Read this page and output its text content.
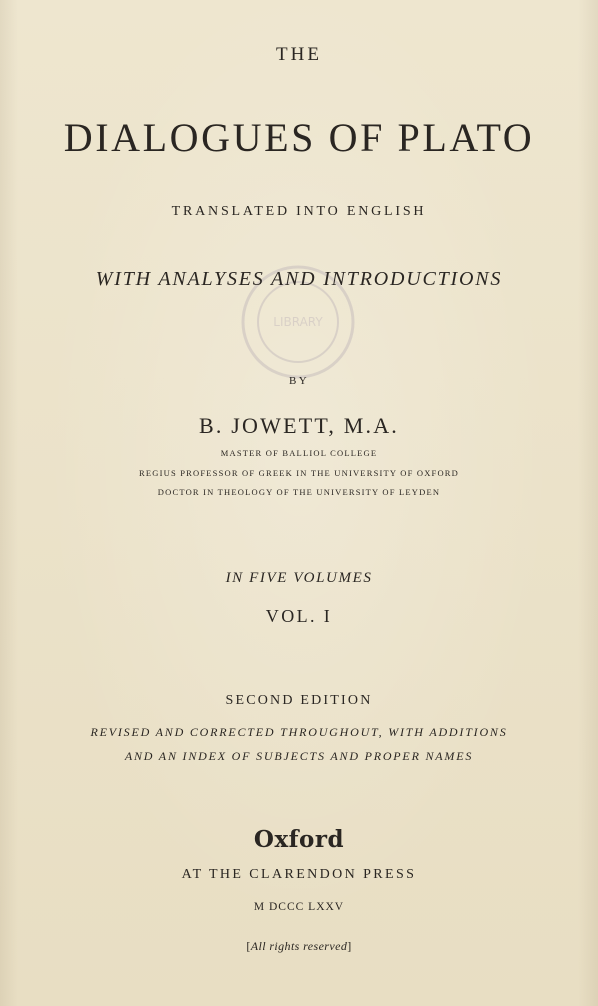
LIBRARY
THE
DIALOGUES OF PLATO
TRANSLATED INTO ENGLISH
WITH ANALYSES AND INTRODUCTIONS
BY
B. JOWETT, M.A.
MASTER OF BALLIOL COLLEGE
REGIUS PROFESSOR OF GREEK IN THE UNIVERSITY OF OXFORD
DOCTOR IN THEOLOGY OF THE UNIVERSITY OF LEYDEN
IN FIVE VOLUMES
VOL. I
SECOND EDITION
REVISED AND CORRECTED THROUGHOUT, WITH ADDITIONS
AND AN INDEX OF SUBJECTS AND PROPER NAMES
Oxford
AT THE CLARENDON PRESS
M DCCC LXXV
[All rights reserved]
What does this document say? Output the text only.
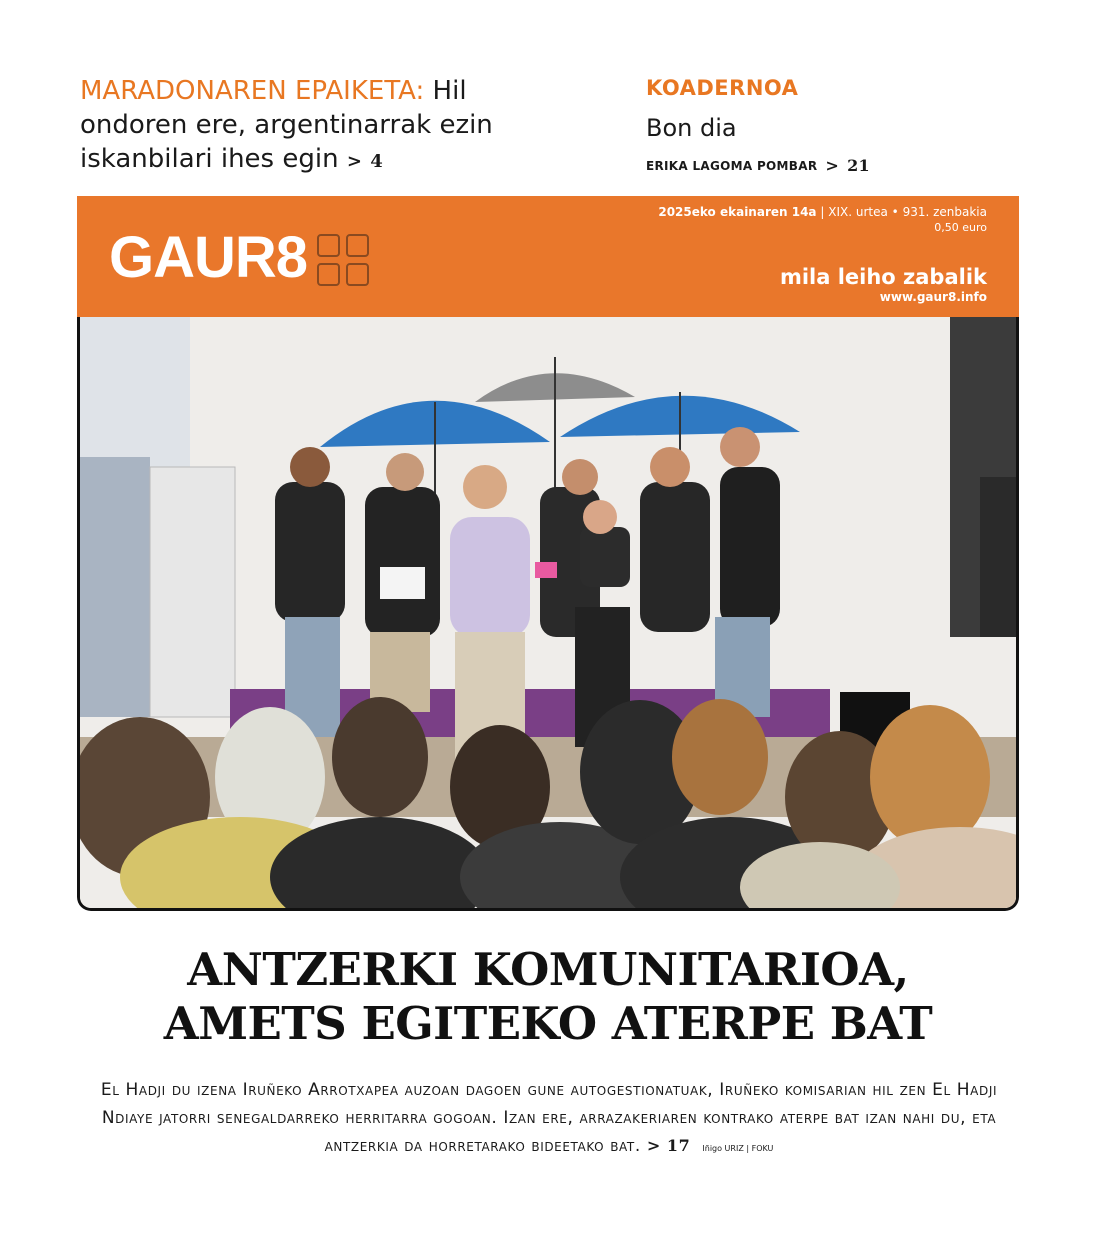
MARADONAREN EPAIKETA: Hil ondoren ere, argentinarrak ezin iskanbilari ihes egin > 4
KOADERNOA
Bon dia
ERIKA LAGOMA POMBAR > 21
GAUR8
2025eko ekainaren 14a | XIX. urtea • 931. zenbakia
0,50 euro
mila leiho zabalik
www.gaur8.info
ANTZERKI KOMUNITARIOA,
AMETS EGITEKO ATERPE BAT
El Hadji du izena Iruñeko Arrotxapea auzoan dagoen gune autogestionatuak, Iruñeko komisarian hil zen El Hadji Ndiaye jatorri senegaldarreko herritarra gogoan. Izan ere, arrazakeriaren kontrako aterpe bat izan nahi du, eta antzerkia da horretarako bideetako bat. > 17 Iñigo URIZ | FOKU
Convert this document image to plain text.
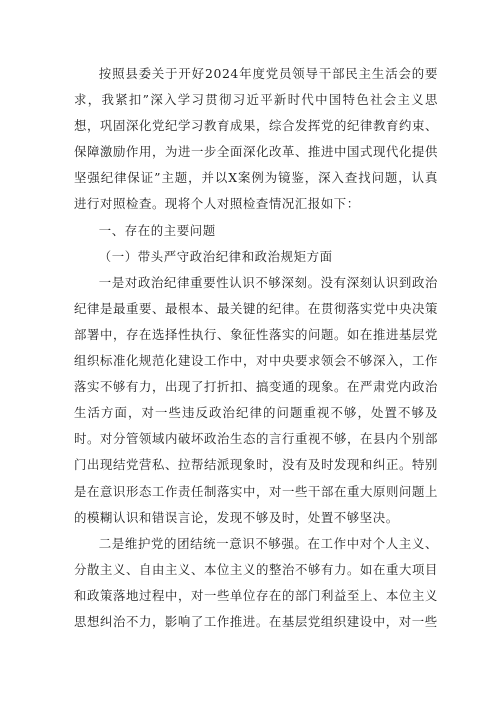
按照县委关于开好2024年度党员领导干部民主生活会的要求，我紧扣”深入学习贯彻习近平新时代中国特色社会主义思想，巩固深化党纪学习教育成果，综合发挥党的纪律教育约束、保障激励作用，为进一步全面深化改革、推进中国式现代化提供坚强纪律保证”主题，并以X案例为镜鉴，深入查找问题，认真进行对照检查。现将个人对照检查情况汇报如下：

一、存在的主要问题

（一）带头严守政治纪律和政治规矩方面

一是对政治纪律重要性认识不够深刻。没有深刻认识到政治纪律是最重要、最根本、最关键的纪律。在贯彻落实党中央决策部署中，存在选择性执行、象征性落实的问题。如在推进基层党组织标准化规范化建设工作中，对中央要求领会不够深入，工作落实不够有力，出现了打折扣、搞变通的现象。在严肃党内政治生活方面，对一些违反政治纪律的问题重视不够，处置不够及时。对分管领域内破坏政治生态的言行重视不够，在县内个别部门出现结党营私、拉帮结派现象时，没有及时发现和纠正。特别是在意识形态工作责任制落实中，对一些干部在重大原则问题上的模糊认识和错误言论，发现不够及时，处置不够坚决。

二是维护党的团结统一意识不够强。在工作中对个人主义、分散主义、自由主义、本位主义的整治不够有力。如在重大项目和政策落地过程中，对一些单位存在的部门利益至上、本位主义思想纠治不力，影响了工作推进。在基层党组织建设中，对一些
################
What you need to do:
Give back, word for word, every line from the one holding "What does this" through the last line of the listing. Pictures are excluded.

Answer below:
What does this document say? Output the text only.
MARADONAREN EPAIKETA: Hil ondoren ere, argentinarrak ezin iskanbilari ihes egin > 4
KOADERNOA
Bon dia
ERIKA LAGOMA POMBAR > 21
GAUR8
2025eko ekainaren 14a | XIX. urtea • 931. zenbakia
0,50 euro
mila leiho zabalik
www.gaur8.info
ANTZERKI KOMUNITARIOA,
AMETS EGITEKO ATERPE BAT
El Hadji du izena Iruñeko Arrotxapea auzoan dagoen gune autogestionatuak, Iruñeko komisarian hil zen El Hadji Ndiaye jatorri senegaldarreko herritarra gogoan. Izan ere, arrazakeriaren kontrako aterpe bat izan nahi du, eta antzerkia da horretarako bideetako bat. > 17 Iñigo URIZ | FOKU
Convert this document image to plain text.
按照县委关于开好2024年度党员领导干部民主生活会的要求，我紧扣”深入学习贯彻习近平新时代中国特色社会主义思想，巩固深化党纪学习教育成果，综合发挥党的纪律教育约束、保障激励作用，为进一步全面深化改革、推进中国式现代化提供坚强纪律保证”主题，并以X案例为镜鉴，深入查找问题，认真进行对照检查。现将个人对照检查情况汇报如下：

一、存在的主要问题

（一）带头严守政治纪律和政治规矩方面

一是对政治纪律重要性认识不够深刻。没有深刻认识到政治纪律是最重要、最根本、最关键的纪律。在贯彻落实党中央决策部署中，存在选择性执行、象征性落实的问题。如在推进基层党组织标准化规范化建设工作中，对中央要求领会不够深入，工作落实不够有力，出现了打折扣、搞变通的现象。在严肃党内政治生活方面，对一些违反政治纪律的问题重视不够，处置不够及时。对分管领域内破坏政治生态的言行重视不够，在县内个别部门出现结党营私、拉帮结派现象时，没有及时发现和纠正。特别是在意识形态工作责任制落实中，对一些干部在重大原则问题上的模糊认识和错误言论，发现不够及时，处置不够坚决。

二是维护党的团结统一意识不够强。在工作中对个人主义、分散主义、自由主义、本位主义的整治不够有力。如在重大项目和政策落地过程中，对一些单位存在的部门利益至上、本位主义思想纠治不力，影响了工作推进。在基层党组织建设中，对一些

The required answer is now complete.